-- WRITTEN REQUEST --
Extract every entry word for word. Skip the pictures.

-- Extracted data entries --
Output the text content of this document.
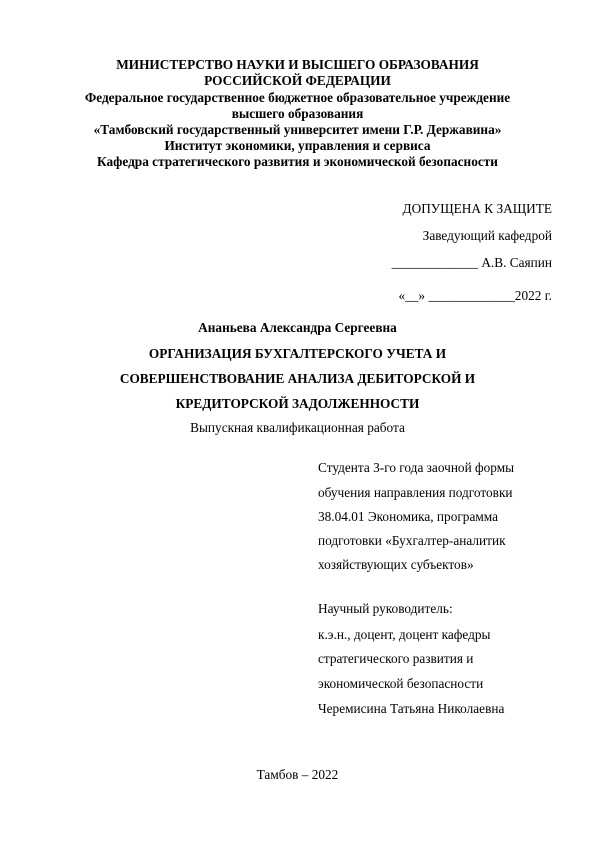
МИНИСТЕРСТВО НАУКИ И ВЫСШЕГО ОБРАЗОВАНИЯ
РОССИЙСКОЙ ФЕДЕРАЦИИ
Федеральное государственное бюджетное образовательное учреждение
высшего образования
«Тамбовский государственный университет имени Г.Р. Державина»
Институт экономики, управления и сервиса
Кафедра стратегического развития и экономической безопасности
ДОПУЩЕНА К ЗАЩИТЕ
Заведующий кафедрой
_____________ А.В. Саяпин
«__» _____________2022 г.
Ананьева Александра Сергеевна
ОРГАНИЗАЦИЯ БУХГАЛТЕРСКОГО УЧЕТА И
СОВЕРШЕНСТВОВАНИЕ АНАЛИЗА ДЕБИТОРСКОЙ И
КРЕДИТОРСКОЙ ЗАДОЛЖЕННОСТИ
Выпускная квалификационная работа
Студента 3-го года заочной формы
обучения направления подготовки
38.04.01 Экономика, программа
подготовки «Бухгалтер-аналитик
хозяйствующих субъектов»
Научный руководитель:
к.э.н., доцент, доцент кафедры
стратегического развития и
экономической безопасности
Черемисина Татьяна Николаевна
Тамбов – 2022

-- OUTPUT OF THE TASK --
Output the text content of this document.
МИНИСТЕРСТВО НАУКИ И ВЫСШЕГО ОБРАЗОВАНИЯ
РОССИЙСКОЙ ФЕДЕРАЦИИ
Федеральное государственное бюджетное образовательное учреждение
высшего образования
«Тамбовский государственный университет имени Г.Р. Державина»
Институт экономики, управления и сервиса
Кафедра стратегического развития и экономической безопасности
ДОПУЩЕНА К ЗАЩИТЕ
Заведующий кафедрой
_____________ А.В. Саяпин
«__» _____________2022 г.
Ананьева Александра Сергеевна
ОРГАНИЗАЦИЯ БУХГАЛТЕРСКОГО УЧЕТА И
СОВЕРШЕНСТВОВАНИЕ АНАЛИЗА ДЕБИТОРСКОЙ И
КРЕДИТОРСКОЙ ЗАДОЛЖЕННОСТИ
Выпускная квалификационная работа
Студента 3-го года заочной формы
обучения направления подготовки
38.04.01 Экономика, программа
подготовки «Бухгалтер-аналитик
хозяйствующих субъектов»
Научный руководитель:
к.э.н., доцент, доцент кафедры
стратегического развития и
экономической безопасности
Черемисина Татьяна Николаевна
Тамбов – 2022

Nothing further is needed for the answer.